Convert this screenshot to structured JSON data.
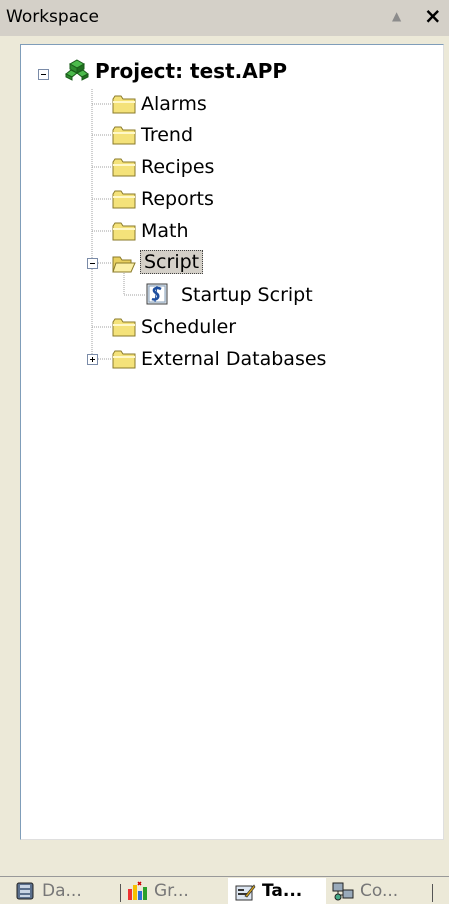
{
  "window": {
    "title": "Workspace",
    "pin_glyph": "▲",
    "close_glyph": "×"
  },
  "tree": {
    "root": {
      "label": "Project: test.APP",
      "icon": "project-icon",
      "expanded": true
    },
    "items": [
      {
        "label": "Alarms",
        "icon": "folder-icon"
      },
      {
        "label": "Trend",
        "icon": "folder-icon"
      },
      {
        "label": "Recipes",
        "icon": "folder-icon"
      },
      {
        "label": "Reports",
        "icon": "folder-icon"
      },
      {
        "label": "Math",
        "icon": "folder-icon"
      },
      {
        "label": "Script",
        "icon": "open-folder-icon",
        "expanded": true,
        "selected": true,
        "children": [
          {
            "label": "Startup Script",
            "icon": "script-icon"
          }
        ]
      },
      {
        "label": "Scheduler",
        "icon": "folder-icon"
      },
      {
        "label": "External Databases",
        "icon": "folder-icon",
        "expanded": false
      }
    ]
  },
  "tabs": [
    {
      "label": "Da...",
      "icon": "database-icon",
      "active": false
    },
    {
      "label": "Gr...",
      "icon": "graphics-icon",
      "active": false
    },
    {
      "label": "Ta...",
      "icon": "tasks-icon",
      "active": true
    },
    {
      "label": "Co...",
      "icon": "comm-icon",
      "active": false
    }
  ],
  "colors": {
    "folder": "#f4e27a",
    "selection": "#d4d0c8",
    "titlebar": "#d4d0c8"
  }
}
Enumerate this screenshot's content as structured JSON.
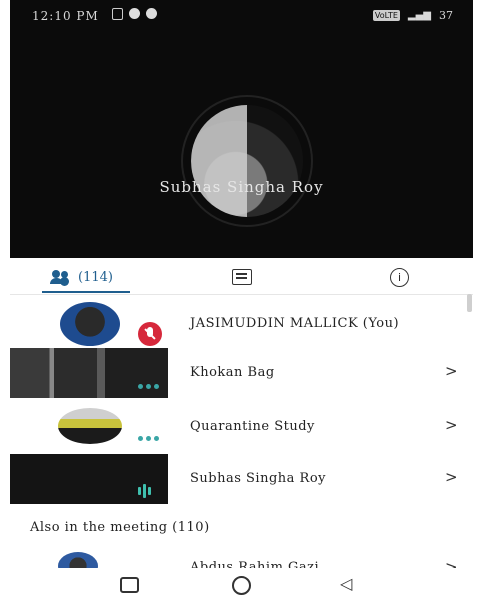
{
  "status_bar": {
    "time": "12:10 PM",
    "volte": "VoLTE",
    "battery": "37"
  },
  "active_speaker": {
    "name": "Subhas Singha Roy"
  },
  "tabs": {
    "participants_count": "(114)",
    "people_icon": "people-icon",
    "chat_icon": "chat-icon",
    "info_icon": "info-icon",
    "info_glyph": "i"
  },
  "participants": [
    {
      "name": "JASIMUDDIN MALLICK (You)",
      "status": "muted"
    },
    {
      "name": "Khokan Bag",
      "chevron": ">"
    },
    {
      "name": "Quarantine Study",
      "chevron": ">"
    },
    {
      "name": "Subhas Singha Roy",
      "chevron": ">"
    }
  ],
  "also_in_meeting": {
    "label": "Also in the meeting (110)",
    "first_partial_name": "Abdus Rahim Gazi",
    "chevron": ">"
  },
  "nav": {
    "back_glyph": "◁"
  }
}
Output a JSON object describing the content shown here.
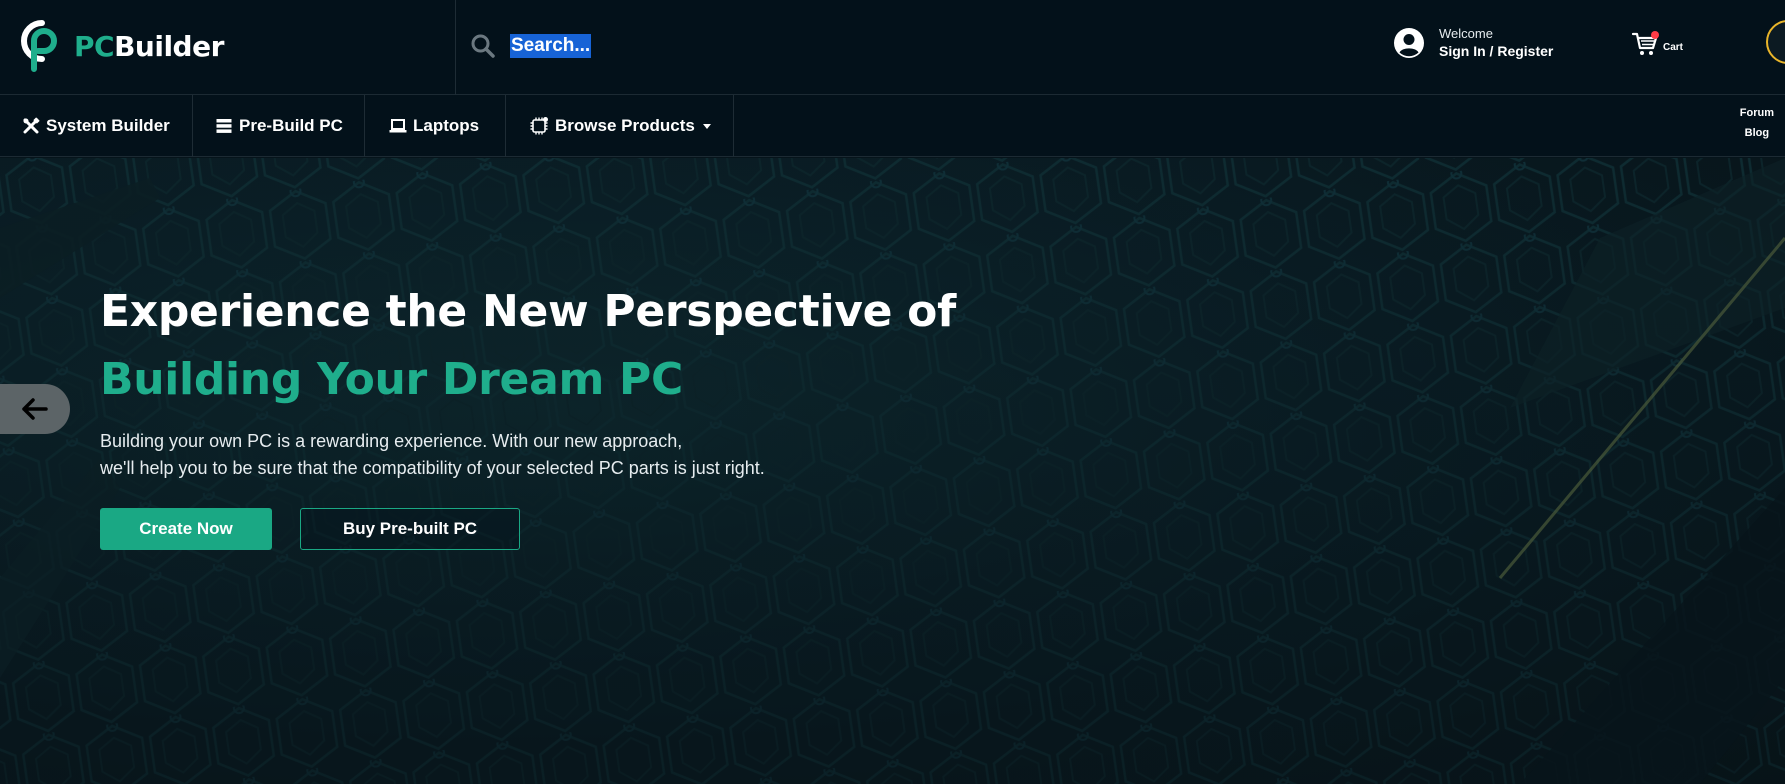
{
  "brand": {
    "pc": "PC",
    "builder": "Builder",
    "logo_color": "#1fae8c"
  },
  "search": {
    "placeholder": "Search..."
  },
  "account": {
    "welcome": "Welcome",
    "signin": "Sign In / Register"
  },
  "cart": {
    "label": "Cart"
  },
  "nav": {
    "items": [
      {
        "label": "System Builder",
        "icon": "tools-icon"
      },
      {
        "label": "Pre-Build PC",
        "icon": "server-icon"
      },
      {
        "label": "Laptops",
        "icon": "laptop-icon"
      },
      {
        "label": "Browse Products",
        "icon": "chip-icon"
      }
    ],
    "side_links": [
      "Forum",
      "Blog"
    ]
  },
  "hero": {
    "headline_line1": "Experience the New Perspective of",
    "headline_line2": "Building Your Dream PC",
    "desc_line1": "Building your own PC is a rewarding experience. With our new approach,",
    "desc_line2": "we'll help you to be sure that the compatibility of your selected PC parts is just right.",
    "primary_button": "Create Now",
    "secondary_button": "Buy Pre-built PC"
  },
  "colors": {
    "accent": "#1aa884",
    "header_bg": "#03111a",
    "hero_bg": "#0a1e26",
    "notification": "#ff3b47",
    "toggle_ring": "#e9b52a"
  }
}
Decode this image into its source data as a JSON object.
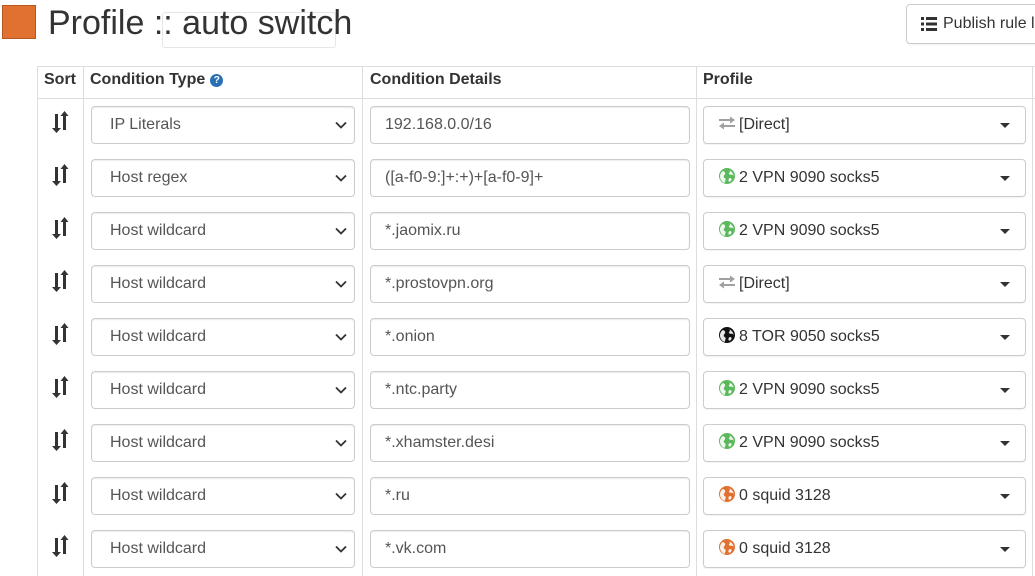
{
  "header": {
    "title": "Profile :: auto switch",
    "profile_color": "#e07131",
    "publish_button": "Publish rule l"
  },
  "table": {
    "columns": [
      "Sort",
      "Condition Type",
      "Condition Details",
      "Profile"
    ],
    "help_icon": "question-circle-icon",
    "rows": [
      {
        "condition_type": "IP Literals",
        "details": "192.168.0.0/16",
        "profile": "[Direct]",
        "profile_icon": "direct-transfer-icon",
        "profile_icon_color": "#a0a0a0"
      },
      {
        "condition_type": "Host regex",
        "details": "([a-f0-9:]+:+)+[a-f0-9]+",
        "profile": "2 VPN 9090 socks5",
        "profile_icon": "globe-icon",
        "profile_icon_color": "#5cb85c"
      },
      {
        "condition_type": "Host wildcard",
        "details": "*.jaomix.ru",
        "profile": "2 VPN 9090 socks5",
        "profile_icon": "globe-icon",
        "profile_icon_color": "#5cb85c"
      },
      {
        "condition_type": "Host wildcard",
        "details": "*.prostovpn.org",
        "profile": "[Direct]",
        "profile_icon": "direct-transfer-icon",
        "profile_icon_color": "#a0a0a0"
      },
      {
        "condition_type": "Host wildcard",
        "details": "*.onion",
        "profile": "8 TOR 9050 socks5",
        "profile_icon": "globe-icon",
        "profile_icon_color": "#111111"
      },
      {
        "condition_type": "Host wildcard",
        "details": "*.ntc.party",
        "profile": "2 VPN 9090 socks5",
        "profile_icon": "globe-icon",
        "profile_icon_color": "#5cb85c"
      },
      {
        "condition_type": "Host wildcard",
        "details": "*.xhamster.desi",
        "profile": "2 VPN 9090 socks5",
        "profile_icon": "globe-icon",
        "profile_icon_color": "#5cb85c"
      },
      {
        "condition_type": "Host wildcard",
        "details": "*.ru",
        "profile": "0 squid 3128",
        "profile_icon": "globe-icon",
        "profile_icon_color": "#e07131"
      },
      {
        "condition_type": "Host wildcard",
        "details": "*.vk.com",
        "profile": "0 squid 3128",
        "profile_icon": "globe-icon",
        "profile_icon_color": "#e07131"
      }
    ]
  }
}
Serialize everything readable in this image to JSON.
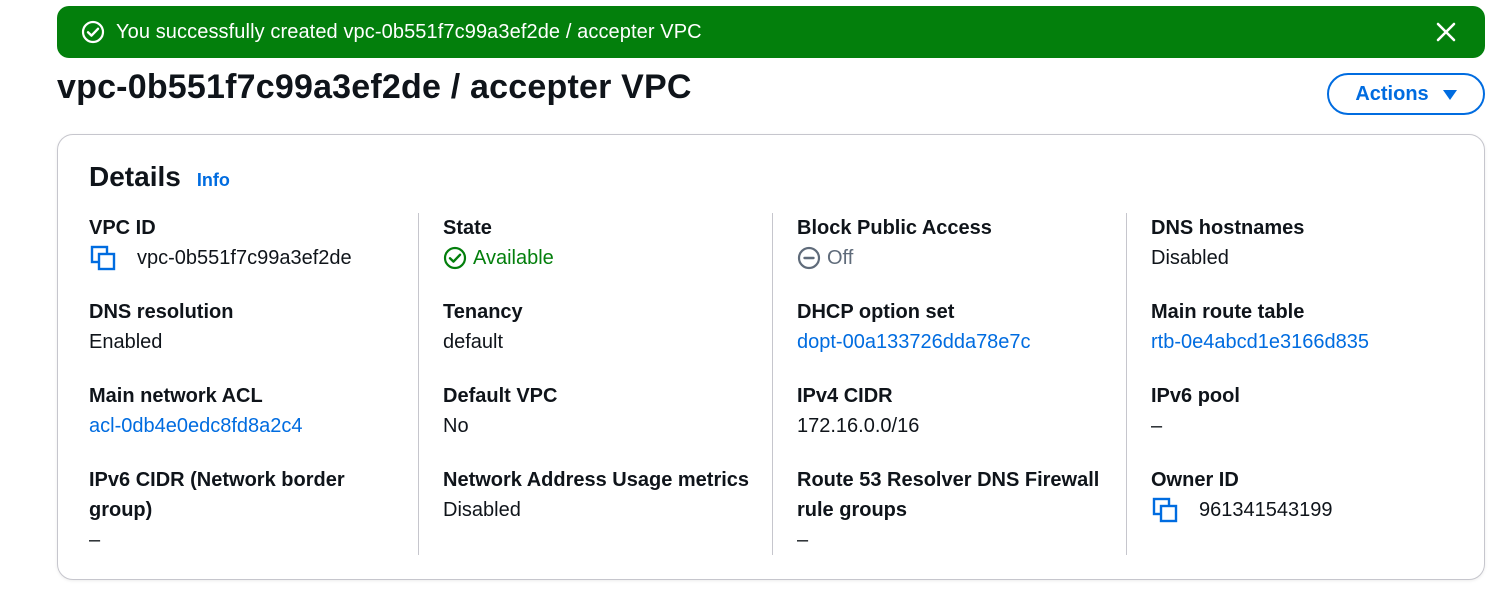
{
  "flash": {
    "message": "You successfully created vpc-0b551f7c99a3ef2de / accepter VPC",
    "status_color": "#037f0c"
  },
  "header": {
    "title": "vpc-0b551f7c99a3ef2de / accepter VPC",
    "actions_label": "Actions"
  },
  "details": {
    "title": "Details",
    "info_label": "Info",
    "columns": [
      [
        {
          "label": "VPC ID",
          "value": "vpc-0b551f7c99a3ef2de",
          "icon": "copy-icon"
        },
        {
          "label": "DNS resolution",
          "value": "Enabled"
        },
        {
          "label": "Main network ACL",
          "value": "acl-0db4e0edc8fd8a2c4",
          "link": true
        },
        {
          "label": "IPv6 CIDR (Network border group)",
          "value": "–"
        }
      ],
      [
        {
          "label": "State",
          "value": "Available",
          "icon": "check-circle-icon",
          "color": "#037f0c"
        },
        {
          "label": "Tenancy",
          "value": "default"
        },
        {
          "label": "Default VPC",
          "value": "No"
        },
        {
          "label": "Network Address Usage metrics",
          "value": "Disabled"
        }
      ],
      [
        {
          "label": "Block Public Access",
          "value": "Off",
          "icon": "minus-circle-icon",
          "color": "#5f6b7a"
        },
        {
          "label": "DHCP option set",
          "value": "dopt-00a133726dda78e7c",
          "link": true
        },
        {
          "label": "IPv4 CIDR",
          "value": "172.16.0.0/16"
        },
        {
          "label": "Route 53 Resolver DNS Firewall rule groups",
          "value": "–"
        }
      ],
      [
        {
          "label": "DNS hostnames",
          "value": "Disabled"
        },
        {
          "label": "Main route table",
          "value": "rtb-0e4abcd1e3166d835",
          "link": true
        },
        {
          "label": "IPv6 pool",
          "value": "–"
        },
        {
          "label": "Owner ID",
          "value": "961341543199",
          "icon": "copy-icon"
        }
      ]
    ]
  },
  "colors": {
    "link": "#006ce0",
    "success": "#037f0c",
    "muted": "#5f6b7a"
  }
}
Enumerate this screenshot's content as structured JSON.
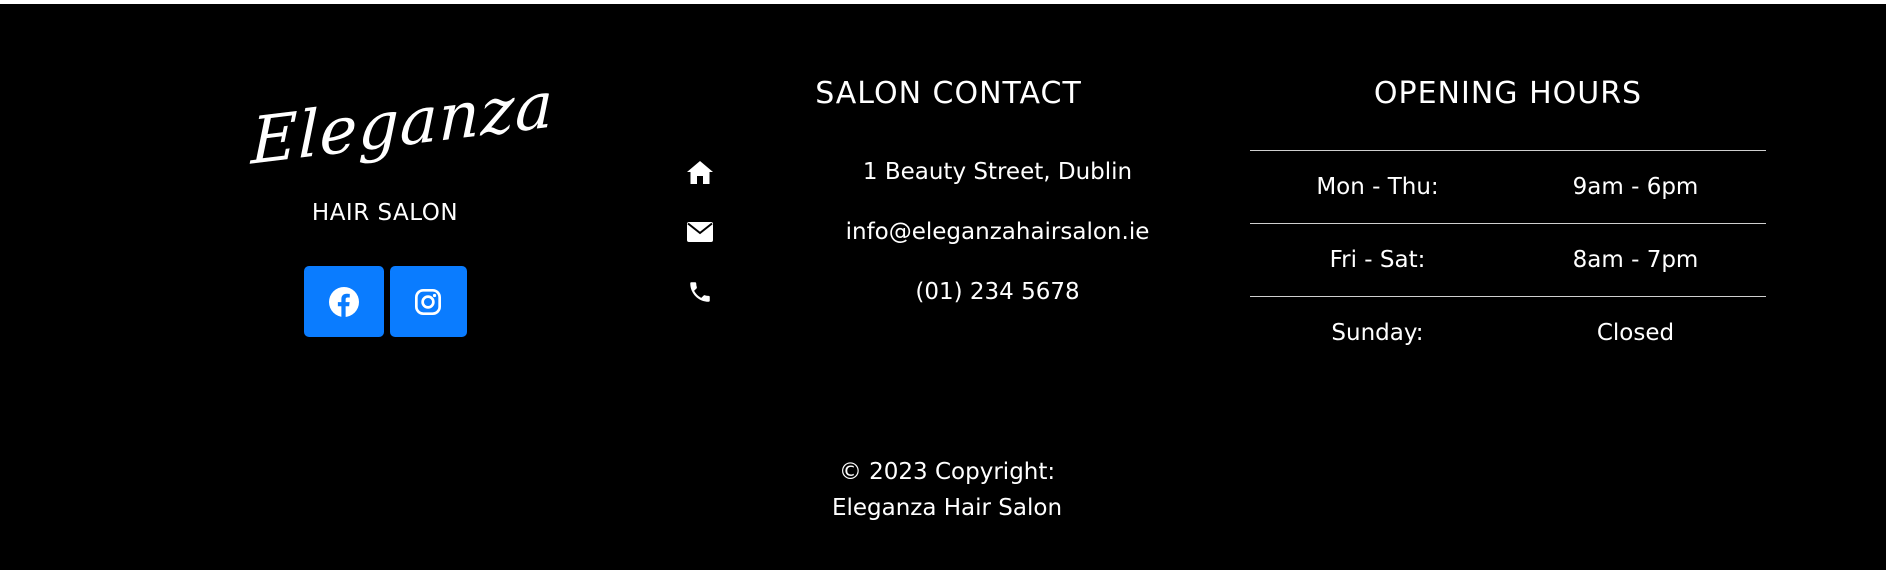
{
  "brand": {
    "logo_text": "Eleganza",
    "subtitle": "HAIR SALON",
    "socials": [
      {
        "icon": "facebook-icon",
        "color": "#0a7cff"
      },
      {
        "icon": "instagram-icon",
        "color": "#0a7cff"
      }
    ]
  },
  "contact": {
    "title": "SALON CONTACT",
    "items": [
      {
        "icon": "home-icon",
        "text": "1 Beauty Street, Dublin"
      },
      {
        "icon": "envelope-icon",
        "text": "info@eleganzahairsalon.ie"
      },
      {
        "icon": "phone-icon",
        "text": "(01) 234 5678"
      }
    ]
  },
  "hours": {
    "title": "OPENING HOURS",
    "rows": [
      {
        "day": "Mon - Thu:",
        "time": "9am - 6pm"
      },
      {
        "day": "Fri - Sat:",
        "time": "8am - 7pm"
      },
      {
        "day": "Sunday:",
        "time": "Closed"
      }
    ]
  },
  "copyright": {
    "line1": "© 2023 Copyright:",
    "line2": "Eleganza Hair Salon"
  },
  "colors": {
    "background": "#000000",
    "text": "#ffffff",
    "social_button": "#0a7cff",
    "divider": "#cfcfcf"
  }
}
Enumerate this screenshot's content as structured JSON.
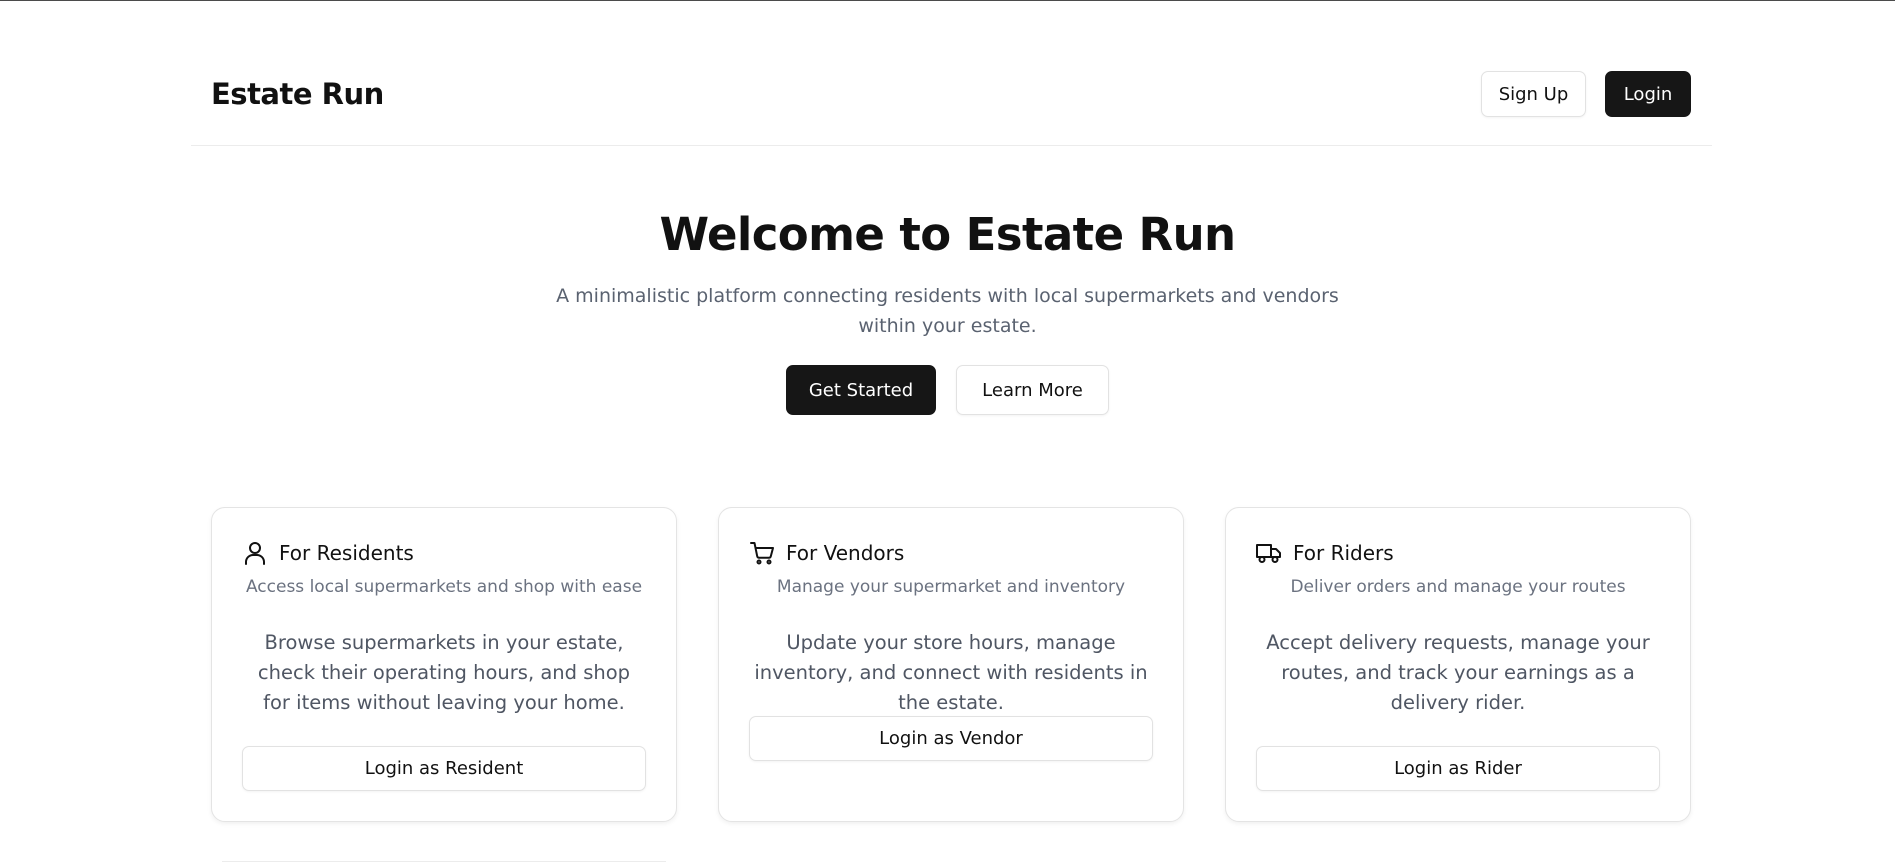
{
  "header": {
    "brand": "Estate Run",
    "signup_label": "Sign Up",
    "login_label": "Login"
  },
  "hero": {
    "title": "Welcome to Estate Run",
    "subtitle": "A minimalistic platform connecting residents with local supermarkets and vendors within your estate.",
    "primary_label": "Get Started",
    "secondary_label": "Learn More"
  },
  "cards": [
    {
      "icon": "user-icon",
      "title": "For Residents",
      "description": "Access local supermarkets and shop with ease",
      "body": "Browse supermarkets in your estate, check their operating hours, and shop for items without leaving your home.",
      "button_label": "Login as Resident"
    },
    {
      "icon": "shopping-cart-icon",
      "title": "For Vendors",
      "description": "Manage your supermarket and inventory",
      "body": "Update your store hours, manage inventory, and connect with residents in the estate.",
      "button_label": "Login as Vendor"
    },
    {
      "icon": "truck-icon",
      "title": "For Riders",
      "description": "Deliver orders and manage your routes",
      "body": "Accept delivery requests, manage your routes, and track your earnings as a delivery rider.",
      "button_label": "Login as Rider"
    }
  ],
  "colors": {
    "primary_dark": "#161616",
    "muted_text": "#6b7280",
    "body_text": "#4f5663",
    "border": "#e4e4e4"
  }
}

__________________________________________________

Given problem -
Search the records above for "true". Copy each line where it is found.

Result for this task -
      "expanded": true
        "expanded": true,
        "selected": true,
      "active": true
          "link": true
          "link": true
          "link": true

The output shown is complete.